#### REQUIRED TASK
Look through the records below, and copy out every line that holds the string "volcanic".

(Data entries)
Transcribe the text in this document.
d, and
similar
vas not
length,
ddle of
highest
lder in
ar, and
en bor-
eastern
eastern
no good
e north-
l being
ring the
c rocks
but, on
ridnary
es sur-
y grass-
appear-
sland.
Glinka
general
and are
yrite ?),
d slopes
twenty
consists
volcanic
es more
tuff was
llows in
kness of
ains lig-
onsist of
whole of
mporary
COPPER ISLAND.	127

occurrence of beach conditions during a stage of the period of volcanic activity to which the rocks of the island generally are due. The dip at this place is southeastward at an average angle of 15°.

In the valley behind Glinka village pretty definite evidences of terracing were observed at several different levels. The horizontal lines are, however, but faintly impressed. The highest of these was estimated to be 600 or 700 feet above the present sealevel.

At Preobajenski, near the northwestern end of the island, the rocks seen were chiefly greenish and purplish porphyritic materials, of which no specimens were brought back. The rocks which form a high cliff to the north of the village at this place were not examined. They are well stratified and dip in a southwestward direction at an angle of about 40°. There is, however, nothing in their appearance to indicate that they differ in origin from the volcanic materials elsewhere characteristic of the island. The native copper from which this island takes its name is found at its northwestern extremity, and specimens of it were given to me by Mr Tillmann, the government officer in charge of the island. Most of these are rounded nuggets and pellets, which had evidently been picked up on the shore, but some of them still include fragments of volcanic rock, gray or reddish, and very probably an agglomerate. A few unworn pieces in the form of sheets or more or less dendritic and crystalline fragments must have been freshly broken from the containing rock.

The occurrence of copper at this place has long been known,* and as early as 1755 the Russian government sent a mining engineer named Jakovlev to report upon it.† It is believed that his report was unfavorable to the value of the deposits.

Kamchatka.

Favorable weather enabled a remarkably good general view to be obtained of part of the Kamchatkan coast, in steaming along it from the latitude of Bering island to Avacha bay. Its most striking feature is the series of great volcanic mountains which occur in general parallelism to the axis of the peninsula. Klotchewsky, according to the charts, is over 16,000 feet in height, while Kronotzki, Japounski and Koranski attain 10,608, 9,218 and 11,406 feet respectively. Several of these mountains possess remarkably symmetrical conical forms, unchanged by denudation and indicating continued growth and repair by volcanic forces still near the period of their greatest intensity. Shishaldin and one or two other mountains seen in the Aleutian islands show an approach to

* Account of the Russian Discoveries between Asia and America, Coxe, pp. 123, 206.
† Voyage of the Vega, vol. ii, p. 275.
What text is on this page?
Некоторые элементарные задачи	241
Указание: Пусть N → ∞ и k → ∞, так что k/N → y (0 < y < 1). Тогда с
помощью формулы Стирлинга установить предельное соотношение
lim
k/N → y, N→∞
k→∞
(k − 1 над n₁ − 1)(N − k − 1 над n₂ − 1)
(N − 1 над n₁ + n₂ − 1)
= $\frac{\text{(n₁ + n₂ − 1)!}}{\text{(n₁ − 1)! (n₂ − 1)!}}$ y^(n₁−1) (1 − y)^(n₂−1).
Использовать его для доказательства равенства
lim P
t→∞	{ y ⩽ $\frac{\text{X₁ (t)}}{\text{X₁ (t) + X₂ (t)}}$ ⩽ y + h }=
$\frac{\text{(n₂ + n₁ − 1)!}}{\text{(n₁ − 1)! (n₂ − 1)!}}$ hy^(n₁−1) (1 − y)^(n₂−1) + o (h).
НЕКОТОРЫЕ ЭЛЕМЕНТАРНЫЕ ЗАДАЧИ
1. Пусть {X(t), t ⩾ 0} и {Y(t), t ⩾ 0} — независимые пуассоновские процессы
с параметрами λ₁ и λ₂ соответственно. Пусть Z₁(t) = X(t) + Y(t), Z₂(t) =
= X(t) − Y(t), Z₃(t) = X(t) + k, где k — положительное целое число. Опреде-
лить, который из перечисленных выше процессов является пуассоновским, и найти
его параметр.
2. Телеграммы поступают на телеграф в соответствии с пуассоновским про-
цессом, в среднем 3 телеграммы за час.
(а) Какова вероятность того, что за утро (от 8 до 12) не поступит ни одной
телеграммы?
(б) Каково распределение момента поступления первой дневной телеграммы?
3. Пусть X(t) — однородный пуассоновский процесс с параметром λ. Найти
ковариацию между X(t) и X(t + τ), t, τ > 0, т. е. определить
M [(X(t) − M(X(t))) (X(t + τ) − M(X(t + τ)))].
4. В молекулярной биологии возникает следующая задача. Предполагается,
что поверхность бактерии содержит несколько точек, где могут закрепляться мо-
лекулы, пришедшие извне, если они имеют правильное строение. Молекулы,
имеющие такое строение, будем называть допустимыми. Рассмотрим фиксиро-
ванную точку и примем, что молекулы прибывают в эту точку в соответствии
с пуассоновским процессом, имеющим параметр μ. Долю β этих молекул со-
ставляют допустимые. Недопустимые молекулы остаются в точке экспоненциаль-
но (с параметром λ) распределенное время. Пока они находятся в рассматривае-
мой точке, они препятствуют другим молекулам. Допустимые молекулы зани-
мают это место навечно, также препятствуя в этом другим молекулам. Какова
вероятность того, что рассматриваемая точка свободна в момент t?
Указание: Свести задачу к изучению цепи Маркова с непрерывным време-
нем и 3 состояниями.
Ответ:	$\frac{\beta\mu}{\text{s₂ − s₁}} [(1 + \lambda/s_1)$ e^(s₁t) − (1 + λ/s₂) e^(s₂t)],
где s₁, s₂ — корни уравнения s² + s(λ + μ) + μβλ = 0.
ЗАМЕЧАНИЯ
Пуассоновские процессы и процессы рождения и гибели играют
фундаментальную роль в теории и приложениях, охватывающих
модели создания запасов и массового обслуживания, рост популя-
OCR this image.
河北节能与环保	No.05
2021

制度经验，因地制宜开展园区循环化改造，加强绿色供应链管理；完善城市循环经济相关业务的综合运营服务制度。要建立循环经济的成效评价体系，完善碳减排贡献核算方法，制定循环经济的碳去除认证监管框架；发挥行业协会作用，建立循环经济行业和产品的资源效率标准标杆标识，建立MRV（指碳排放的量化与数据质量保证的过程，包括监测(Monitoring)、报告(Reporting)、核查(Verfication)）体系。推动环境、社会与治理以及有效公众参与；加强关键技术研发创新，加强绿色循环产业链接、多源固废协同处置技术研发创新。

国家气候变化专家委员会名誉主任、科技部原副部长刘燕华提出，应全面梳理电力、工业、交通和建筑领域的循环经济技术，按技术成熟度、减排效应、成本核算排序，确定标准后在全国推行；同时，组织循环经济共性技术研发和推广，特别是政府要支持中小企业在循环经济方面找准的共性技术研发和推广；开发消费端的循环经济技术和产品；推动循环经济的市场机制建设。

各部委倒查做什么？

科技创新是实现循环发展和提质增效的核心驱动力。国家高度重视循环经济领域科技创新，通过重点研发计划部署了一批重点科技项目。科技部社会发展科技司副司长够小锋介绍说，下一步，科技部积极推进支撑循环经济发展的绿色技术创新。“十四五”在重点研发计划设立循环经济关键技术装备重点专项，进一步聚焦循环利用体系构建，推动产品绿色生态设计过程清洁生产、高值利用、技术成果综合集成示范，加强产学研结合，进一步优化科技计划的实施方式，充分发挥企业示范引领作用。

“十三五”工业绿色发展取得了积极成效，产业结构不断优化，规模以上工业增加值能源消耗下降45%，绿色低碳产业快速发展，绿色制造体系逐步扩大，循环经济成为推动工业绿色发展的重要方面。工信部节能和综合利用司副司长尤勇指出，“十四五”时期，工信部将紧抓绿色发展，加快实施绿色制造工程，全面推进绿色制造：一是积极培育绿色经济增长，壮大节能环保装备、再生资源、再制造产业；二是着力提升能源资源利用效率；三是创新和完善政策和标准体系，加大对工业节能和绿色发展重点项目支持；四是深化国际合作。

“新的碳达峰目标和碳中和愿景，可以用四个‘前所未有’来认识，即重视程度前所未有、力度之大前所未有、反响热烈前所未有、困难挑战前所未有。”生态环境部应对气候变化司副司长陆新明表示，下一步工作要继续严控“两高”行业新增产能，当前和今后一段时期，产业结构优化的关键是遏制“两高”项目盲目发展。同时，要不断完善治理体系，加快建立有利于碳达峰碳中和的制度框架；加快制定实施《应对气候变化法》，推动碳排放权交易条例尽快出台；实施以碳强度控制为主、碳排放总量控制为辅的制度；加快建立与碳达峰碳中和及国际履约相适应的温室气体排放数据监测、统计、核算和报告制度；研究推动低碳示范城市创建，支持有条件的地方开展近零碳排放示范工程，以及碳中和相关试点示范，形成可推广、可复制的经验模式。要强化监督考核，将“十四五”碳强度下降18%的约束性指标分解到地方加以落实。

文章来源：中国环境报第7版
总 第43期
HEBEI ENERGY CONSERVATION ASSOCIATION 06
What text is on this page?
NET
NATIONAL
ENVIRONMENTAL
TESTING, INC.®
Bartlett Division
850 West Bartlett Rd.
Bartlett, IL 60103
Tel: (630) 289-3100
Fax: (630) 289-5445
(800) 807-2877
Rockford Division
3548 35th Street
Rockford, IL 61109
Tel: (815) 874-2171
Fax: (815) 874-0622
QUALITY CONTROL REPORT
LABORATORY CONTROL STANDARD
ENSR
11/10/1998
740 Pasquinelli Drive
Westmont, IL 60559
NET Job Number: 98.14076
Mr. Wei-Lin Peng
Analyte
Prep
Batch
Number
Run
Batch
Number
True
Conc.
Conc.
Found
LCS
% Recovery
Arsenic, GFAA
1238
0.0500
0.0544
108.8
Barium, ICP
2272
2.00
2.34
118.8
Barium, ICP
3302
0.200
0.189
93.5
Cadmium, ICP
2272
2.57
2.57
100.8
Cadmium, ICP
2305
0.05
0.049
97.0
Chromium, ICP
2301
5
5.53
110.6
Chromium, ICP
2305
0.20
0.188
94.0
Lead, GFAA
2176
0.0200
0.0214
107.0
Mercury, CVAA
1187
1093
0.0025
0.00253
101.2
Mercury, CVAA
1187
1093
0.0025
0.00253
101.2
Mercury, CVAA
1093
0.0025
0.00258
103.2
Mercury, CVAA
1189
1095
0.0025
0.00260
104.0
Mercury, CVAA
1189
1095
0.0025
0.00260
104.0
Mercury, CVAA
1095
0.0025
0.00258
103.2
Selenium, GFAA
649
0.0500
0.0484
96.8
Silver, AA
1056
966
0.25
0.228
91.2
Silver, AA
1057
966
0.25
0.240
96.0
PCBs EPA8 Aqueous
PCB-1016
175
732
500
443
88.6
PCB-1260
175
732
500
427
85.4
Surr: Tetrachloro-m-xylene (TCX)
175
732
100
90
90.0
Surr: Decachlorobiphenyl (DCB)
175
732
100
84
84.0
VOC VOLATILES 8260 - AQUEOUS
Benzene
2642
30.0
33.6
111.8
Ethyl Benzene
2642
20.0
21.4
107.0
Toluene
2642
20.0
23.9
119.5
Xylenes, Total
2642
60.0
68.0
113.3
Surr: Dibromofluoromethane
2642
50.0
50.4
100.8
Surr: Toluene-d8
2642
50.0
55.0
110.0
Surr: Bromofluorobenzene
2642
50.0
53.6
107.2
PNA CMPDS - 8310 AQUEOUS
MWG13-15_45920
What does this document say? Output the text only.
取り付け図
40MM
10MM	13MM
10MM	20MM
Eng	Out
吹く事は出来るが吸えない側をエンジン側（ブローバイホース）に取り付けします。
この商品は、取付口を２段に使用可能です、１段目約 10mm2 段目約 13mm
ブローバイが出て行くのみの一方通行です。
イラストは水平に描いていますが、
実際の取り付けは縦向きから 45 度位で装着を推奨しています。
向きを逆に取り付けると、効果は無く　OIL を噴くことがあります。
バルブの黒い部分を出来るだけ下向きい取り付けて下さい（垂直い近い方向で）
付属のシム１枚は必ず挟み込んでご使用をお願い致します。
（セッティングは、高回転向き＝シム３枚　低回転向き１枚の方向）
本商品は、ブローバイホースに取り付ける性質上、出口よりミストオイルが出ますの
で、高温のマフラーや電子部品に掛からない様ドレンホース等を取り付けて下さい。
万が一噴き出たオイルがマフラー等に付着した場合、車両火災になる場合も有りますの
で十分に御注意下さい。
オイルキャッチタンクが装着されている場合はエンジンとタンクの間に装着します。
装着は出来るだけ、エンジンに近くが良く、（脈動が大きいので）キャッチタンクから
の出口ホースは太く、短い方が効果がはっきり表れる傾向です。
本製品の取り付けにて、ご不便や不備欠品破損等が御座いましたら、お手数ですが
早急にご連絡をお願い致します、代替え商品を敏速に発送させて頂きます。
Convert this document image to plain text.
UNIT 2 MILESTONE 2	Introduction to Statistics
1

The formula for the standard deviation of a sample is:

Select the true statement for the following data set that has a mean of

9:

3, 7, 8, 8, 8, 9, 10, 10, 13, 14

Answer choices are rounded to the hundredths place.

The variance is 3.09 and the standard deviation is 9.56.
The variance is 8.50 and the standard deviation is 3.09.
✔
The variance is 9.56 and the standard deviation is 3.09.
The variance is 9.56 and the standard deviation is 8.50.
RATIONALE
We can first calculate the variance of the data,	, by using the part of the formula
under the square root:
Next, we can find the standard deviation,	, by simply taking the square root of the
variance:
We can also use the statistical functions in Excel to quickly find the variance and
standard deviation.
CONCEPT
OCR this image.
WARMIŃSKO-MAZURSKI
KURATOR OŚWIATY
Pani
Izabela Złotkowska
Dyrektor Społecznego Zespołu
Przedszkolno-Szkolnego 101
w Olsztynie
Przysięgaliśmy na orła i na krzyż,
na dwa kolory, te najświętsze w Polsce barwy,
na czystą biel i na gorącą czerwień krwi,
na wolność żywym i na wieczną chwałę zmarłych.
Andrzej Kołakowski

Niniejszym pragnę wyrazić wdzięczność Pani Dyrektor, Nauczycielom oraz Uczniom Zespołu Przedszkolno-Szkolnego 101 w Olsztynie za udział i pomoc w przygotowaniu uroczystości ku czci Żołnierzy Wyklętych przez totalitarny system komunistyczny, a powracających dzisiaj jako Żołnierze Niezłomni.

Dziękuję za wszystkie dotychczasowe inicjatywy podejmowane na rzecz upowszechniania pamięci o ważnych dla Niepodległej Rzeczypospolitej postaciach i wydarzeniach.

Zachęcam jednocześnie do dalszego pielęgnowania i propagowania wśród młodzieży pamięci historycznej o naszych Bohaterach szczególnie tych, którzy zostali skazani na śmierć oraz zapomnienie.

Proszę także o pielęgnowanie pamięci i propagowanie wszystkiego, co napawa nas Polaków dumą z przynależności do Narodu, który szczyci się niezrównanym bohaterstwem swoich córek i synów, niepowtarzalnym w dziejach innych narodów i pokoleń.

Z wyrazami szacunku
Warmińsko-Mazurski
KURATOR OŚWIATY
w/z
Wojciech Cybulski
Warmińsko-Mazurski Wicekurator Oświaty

#### SOLUTION TO THIS PROBLEM
volcanic
occurrence of beach conditions during a stage of the period of volcanic activity to which the rocks of the island generally are due. The dip at this place is southeastward at an average angle of 15°.
At Preobajenski, near the northwestern end of the island, the rocks seen were chiefly greenish and purplish porphyritic materials, of which no specimens were brought back. The rocks which form a high cliff to the north of the village at this place were not examined. They are well stratified and dip in a southwestward direction at an angle of about 40°. There is, however, nothing in their appearance to indicate that they differ in origin from the volcanic materials elsewhere characteristic of the island. The native copper from which this island takes its name is found at its northwestern extremity, and specimens of it were given to me by Mr Tillmann, the government officer in charge of the island. Most of these are rounded nuggets and pellets, which had evidently been picked up on the shore, but some of them still include fragments of volcanic rock, gray or reddish, and very probably an agglomerate. A few unworn pieces in the form of sheets or more or less dendritic and crystalline fragments must have been freshly broken from the containing rock.
Favorable weather enabled a remarkably good general view to be obtained of part of the Kamchatkan coast, in steaming along it from the latitude of Bering island to Avacha bay. Its most striking feature is the series of great volcanic mountains which occur in general parallelism to the axis of the peninsula. Klotchewsky, according to the charts, is over 16,000 feet in height, while Kronotzki, Japounski and Koranski attain 10,608, 9,218 and 11,406 feet respectively. Several of these mountains possess remarkably symmetrical conical forms, unchanged by denudation and indicating continued growth and repair by volcanic forces still near the period of their greatest intensity. Shishaldin and one or two other mountains seen in the Aleutian islands show an approach to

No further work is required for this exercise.